All of the material below is to be retyped exactly.

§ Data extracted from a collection
_ _ _ _ _ _ _

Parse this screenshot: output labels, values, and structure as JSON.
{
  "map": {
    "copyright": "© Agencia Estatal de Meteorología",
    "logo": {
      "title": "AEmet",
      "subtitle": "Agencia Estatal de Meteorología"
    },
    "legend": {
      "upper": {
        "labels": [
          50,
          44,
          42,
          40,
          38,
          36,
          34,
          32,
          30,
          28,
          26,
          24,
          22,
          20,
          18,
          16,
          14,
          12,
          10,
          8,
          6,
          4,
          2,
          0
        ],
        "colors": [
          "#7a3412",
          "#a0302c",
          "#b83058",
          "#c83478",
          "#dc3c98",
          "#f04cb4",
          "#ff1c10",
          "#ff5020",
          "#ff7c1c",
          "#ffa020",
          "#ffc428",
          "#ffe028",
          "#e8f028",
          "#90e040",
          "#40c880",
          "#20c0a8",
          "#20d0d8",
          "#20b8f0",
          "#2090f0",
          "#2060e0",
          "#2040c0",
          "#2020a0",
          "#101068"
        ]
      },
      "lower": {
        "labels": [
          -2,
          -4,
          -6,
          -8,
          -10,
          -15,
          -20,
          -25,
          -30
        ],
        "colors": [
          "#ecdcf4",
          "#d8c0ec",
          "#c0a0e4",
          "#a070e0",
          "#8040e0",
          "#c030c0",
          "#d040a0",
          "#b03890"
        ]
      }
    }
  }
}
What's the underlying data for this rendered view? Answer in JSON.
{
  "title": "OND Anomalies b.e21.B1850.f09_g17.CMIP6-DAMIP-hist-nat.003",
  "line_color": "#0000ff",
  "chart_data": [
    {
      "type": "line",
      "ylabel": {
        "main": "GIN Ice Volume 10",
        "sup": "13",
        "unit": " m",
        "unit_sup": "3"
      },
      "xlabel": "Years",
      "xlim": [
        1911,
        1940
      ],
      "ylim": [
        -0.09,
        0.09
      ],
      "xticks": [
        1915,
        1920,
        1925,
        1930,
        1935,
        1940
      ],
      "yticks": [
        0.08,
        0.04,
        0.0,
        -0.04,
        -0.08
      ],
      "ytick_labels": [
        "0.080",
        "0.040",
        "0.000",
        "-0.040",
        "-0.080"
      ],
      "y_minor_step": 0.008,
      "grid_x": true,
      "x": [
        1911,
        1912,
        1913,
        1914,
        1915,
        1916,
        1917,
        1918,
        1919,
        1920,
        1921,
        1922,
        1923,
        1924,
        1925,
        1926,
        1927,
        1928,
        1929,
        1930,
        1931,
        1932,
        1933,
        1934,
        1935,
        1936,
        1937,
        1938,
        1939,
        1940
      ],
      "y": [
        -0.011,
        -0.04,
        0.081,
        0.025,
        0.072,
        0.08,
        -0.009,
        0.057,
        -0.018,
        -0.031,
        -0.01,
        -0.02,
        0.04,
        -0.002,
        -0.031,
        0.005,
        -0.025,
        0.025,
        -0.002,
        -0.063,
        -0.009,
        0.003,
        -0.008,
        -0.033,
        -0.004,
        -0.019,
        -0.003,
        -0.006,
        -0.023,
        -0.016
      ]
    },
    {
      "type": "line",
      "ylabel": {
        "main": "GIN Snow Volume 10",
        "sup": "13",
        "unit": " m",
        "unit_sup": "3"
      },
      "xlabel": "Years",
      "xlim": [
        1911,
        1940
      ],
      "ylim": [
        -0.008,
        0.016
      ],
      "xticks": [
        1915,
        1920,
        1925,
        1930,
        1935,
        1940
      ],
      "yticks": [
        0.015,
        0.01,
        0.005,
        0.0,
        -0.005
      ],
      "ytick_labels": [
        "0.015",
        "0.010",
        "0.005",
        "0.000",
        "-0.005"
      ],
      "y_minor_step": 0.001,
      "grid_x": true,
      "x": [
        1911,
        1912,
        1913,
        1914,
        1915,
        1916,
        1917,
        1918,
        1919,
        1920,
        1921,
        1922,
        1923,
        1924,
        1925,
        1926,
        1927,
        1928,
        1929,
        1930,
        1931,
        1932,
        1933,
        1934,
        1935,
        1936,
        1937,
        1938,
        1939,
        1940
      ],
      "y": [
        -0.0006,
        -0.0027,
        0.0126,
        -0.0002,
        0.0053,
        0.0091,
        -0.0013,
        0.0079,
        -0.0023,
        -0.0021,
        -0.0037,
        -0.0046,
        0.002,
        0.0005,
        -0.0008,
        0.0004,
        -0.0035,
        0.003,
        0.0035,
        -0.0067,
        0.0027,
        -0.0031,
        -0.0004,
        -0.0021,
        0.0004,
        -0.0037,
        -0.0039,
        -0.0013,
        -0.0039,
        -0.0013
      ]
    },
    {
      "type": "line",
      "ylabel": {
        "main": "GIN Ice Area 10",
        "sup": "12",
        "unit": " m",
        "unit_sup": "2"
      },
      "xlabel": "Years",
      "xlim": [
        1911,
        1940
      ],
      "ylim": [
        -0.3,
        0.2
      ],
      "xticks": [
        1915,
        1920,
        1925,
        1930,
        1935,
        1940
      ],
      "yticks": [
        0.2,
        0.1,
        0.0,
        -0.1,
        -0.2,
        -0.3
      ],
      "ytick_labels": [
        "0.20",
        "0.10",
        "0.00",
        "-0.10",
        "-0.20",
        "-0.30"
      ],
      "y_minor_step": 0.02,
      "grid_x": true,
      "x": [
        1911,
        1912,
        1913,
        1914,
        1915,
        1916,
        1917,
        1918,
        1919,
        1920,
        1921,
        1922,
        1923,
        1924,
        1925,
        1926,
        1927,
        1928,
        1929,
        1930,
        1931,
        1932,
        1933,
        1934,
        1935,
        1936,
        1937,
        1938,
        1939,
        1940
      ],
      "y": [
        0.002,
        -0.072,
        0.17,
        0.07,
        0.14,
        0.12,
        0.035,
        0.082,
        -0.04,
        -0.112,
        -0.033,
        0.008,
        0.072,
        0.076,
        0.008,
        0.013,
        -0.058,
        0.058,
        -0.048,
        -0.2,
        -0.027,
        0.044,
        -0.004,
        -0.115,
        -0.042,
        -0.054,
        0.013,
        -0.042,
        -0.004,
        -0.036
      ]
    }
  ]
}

_ _ _ _ _ _ _

§ Correct response
Parse this screenshot: output labels, values, and structure as JSON.
{
  "map": {
    "copyright": "© Agencia Estatal de Meteorología",
    "logo": {
      "title": "AEmet",
      "subtitle": "Agencia Estatal de Meteorología"
    },
    "legend": {
      "upper": {
        "labels": [
          50,
          44,
          42,
          40,
          38,
          36,
          34,
          32,
          30,
          28,
          26,
          24,
          22,
          20,
          18,
          16,
          14,
          12,
          10,
          8,
          6,
          4,
          2,
          0
        ],
        "colors": [
          "#7a3412",
          "#a0302c",
          "#b83058",
          "#c83478",
          "#dc3c98",
          "#f04cb4",
          "#ff1c10",
          "#ff5020",
          "#ff7c1c",
          "#ffa020",
          "#ffc428",
          "#ffe028",
          "#e8f028",
          "#90e040",
          "#40c880",
          "#20c0a8",
          "#20d0d8",
          "#20b8f0",
          "#2090f0",
          "#2060e0",
          "#2040c0",
          "#2020a0",
          "#101068"
        ]
      },
      "lower": {
        "labels": [
          -2,
          -4,
          -6,
          -8,
          -10,
          -15,
          -20,
          -25,
          -30
        ],
        "colors": [
          "#ecdcf4",
          "#d8c0ec",
          "#c0a0e4",
          "#a070e0",
          "#8040e0",
          "#c030c0",
          "#d040a0",
          "#b03890"
        ]
      }
    }
  }
}
What's the underlying data for this rendered view? Answer in JSON.
{
  "title": "OND Anomalies b.e21.B1850.f09_g17.CMIP6-DAMIP-hist-nat.003",
  "line_color": "#0000ff",
  "chart_data": [
    {
      "type": "line",
      "ylabel": {
        "main": "GIN Ice Volume 10",
        "sup": "13",
        "unit": " m",
        "unit_sup": "3"
      },
      "xlabel": "Years",
      "xlim": [
        1911,
        1940
      ],
      "ylim": [
        -0.09,
        0.09
      ],
      "xticks": [
        1915,
        1920,
        1925,
        1930,
        1935,
        1940
      ],
      "yticks": [
        0.08,
        0.04,
        0.0,
        -0.04,
        -0.08
      ],
      "ytick_labels": [
        "0.080",
        "0.040",
        "0.000",
        "-0.040",
        "-0.080"
      ],
      "y_minor_step": 0.008,
      "grid_x": true,
      "x": [
        1911,
        1912,
        1913,
        1914,
        1915,
        1916,
        1917,
        1918,
        1919,
        1920,
        1921,
        1922,
        1923,
        1924,
        1925,
        1926,
        1927,
        1928,
        1929,
        1930,
        1931,
        1932,
        1933,
        1934,
        1935,
        1936,
        1937,
        1938,
        1939,
        1940
      ],
      "y": [
        -0.011,
        -0.04,
        0.081,
        0.025,
        0.072,
        0.08,
        -0.009,
        0.057,
        -0.018,
        -0.031,
        -0.01,
        -0.02,
        0.04,
        -0.002,
        -0.031,
        0.005,
        -0.025,
        0.025,
        -0.002,
        -0.063,
        -0.009,
        0.003,
        -0.008,
        -0.033,
        -0.004,
        -0.019,
        -0.003,
        -0.006,
        -0.023,
        -0.016
      ]
    },
    {
      "type": "line",
      "ylabel": {
        "main": "GIN Snow Volume 10",
        "sup": "13",
        "unit": " m",
        "unit_sup": "3"
      },
      "xlabel": "Years",
      "xlim": [
        1911,
        1940
      ],
      "ylim": [
        -0.008,
        0.016
      ],
      "xticks": [
        1915,
        1920,
        1925,
        1930,
        1935,
        1940
      ],
      "yticks": [
        0.015,
        0.01,
        0.005,
        0.0,
        -0.005
      ],
      "ytick_labels": [
        "0.015",
        "0.010",
        "0.005",
        "0.000",
        "-0.005"
      ],
      "y_minor_step": 0.001,
      "grid_x": true,
      "x": [
        1911,
        1912,
        1913,
        1914,
        1915,
        1916,
        1917,
        1918,
        1919,
        1920,
        1921,
        1922,
        1923,
        1924,
        1925,
        1926,
        1927,
        1928,
        1929,
        1930,
        1931,
        1932,
        1933,
        1934,
        1935,
        1936,
        1937,
        1938,
        1939,
        1940
      ],
      "y": [
        -0.0006,
        -0.0027,
        0.0126,
        -0.0002,
        0.0053,
        0.0091,
        -0.0013,
        0.0079,
        -0.0023,
        -0.0021,
        -0.0037,
        -0.0046,
        0.002,
        0.0005,
        -0.0008,
        0.0004,
        -0.0035,
        0.003,
        0.0035,
        -0.0067,
        0.0027,
        -0.0031,
        -0.0004,
        -0.0021,
        0.0004,
        -0.0037,
        -0.0039,
        -0.0013,
        -0.0039,
        -0.0013
      ]
    },
    {
      "type": "line",
      "ylabel": {
        "main": "GIN Ice Area 10",
        "sup": "12",
        "unit": " m",
        "unit_sup": "2"
      },
      "xlabel": "Years",
      "xlim": [
        1911,
        1940
      ],
      "ylim": [
        -0.3,
        0.2
      ],
      "xticks": [
        1915,
        1920,
        1925,
        1930,
        1935,
        1940
      ],
      "yticks": [
        0.2,
        0.1,
        0.0,
        -0.1,
        -0.2,
        -0.3
      ],
      "ytick_labels": [
        "0.20",
        "0.10",
        "0.00",
        "-0.10",
        "-0.20",
        "-0.30"
      ],
      "y_minor_step": 0.02,
      "grid_x": true,
      "x": [
        1911,
        1912,
        1913,
        1914,
        1915,
        1916,
        1917,
        1918,
        1919,
        1920,
        1921,
        1922,
        1923,
        1924,
        1925,
        1926,
        1927,
        1928,
        1929,
        1930,
        1931,
        1932,
        1933,
        1934,
        1935,
        1936,
        1937,
        1938,
        1939,
        1940
      ],
      "y": [
        0.002,
        -0.072,
        0.17,
        0.07,
        0.14,
        0.12,
        0.035,
        0.082,
        -0.04,
        -0.112,
        -0.033,
        0.008,
        0.072,
        0.076,
        0.008,
        0.013,
        -0.058,
        0.058,
        -0.048,
        -0.2,
        -0.027,
        0.044,
        -0.004,
        -0.115,
        -0.042,
        -0.054,
        0.013,
        -0.042,
        -0.004,
        -0.036
      ]
    }
  ]
}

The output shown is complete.